Set task:
Scan the data below for the string "this". Show every line where it turns up.

Dataset records:
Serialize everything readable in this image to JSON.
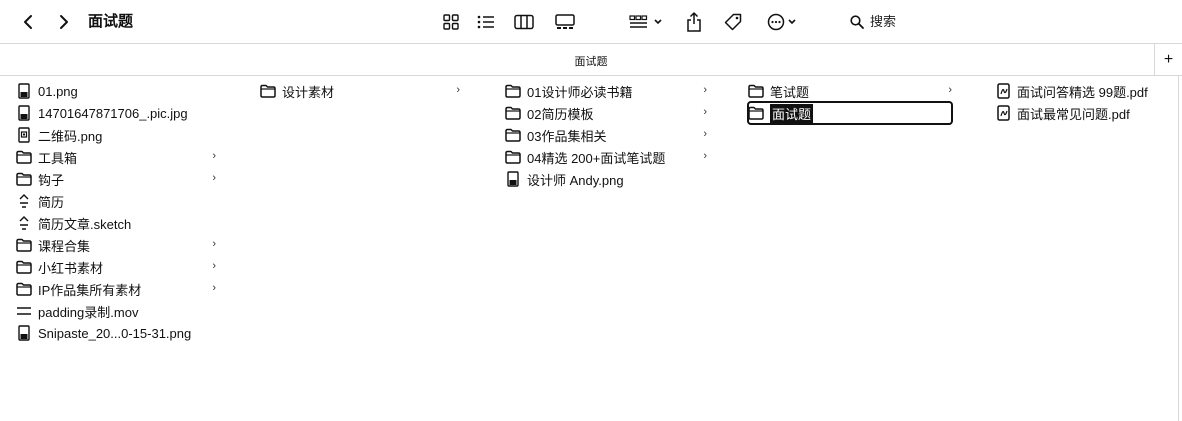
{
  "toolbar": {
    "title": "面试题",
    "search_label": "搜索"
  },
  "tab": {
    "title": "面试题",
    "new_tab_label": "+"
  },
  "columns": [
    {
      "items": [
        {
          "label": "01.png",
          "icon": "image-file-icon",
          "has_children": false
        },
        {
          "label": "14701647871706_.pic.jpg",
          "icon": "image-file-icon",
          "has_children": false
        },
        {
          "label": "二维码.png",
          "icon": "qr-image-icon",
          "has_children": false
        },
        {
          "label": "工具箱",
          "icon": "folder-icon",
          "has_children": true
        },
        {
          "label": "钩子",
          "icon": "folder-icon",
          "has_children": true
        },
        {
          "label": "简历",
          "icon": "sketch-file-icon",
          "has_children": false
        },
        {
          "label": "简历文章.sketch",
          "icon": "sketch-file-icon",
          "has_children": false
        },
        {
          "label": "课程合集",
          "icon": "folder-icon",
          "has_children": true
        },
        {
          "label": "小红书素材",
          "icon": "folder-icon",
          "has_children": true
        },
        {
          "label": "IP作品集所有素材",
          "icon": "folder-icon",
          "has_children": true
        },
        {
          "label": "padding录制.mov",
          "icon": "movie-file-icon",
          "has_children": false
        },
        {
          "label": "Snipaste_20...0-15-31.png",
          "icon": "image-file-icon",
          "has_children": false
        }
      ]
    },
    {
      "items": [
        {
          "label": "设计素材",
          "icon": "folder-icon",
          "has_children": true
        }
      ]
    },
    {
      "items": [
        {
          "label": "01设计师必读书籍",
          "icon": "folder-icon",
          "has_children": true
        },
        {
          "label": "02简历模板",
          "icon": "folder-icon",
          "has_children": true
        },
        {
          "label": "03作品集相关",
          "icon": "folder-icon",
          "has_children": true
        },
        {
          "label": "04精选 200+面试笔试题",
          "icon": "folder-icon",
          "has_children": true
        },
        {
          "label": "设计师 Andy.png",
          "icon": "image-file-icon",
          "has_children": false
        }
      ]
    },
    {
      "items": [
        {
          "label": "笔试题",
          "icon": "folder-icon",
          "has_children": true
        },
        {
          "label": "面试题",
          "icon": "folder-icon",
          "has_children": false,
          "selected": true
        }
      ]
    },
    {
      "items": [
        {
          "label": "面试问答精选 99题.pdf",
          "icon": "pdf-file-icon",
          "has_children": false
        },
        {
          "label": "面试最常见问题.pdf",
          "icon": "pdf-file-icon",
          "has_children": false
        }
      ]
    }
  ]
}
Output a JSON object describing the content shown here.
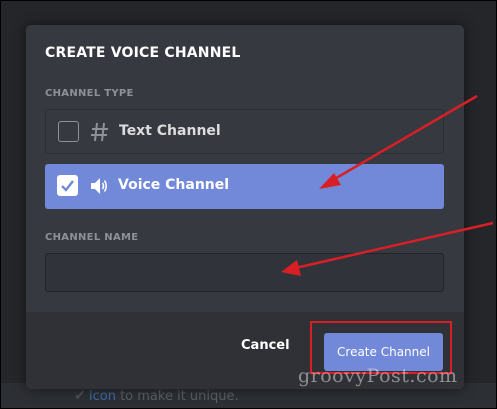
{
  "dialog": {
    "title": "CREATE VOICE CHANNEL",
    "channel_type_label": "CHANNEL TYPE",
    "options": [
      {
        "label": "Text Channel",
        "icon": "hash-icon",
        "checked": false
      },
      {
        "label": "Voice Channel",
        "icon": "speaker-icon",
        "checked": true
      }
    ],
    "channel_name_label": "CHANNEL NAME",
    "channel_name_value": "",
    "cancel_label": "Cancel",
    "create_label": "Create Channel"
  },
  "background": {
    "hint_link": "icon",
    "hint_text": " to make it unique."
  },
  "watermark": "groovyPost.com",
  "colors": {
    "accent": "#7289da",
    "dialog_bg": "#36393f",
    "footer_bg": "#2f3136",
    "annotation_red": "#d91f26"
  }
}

--

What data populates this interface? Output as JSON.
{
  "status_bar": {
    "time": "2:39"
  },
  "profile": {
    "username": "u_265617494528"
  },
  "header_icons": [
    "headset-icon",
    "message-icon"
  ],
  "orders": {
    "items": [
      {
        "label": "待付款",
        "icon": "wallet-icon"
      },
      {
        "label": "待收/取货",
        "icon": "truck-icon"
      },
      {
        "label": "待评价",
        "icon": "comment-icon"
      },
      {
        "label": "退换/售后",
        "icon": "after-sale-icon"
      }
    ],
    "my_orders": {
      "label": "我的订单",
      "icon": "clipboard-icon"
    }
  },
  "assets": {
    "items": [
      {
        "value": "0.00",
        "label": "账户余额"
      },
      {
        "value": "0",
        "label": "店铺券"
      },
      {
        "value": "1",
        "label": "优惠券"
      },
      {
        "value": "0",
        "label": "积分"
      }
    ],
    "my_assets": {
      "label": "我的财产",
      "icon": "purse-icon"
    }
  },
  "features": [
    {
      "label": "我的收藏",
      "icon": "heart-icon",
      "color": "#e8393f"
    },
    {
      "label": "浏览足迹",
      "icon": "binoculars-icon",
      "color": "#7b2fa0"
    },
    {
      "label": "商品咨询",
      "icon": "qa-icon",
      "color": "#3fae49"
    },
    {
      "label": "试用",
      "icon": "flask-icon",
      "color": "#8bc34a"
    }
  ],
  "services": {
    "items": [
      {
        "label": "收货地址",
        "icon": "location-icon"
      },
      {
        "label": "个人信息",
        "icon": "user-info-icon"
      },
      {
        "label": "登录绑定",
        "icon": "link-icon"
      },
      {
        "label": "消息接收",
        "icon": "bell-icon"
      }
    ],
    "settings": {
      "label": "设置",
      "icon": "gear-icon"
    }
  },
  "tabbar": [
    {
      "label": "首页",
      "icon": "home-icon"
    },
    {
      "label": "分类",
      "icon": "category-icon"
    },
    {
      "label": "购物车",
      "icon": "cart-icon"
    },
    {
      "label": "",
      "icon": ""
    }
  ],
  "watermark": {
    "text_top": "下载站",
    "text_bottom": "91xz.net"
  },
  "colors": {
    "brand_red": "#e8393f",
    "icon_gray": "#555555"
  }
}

Solution to the exercise:
Serialize everything readable in this image to JSON.
What data populates this interface? Output as JSON.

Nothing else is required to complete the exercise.